**What the exercise asks**.
State how many lines include "ASSEMBLY", giving the number by itself.

<<<<

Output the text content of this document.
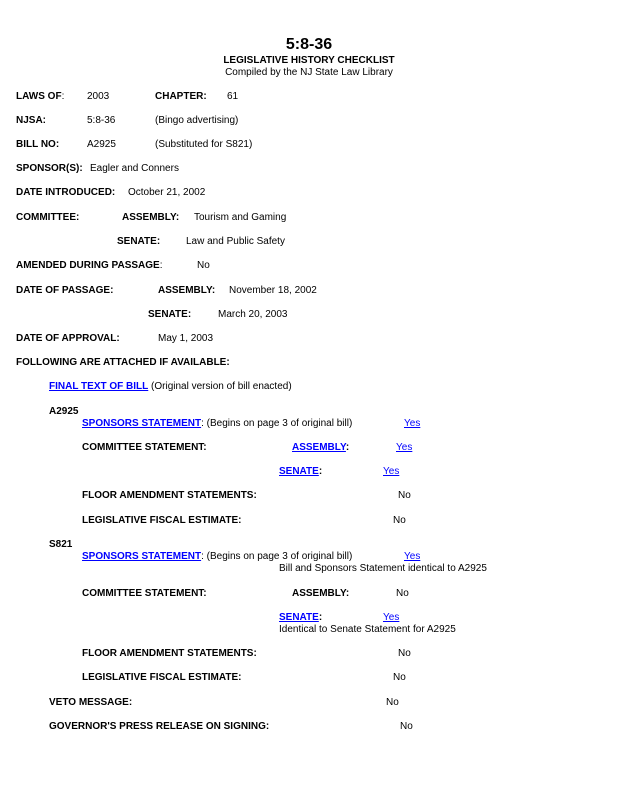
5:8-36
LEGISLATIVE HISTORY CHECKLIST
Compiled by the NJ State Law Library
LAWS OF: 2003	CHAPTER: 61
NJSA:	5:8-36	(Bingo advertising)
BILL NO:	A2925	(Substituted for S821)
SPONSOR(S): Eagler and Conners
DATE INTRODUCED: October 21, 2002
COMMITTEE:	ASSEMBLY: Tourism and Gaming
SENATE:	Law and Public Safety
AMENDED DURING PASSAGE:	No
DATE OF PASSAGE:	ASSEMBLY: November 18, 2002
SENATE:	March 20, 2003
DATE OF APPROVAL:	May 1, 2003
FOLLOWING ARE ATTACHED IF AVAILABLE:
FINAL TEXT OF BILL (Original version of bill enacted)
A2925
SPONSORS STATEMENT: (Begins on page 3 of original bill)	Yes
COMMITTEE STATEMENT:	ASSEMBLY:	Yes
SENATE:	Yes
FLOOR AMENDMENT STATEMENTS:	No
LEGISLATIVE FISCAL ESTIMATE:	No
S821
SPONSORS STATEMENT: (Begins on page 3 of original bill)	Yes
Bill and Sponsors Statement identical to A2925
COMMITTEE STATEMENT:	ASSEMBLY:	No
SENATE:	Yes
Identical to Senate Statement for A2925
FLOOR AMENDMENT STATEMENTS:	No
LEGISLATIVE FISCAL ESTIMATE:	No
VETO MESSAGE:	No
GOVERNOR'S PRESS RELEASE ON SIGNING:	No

>>>>

**Right answer**.
4